▶ _WHAT YOU SHOULD DO_: Count the lines below that contain the word "OVERSHOOT", and give only that number.

[Structured figure records]
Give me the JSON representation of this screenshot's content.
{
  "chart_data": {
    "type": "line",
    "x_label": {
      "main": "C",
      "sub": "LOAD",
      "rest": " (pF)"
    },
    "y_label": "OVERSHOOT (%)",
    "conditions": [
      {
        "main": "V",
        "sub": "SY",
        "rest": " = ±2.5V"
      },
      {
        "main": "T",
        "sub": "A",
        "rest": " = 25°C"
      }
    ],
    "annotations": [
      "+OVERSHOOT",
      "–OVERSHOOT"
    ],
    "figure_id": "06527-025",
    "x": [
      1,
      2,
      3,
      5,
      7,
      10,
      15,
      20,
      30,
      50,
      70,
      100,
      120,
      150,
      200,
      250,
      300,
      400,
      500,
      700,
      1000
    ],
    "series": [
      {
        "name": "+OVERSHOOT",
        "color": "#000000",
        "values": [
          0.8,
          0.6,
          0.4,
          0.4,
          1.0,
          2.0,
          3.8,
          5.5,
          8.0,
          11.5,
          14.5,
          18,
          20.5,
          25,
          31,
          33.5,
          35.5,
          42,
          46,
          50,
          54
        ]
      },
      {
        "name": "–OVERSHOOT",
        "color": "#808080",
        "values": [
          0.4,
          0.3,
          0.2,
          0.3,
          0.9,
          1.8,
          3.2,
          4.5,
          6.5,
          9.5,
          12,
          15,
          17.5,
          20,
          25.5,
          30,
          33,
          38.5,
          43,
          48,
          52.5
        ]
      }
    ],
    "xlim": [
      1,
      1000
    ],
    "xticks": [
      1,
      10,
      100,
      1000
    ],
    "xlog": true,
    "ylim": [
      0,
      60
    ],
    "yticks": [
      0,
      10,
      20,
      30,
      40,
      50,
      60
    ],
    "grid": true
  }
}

▶ _RESPONSE TO THE TASK_: 5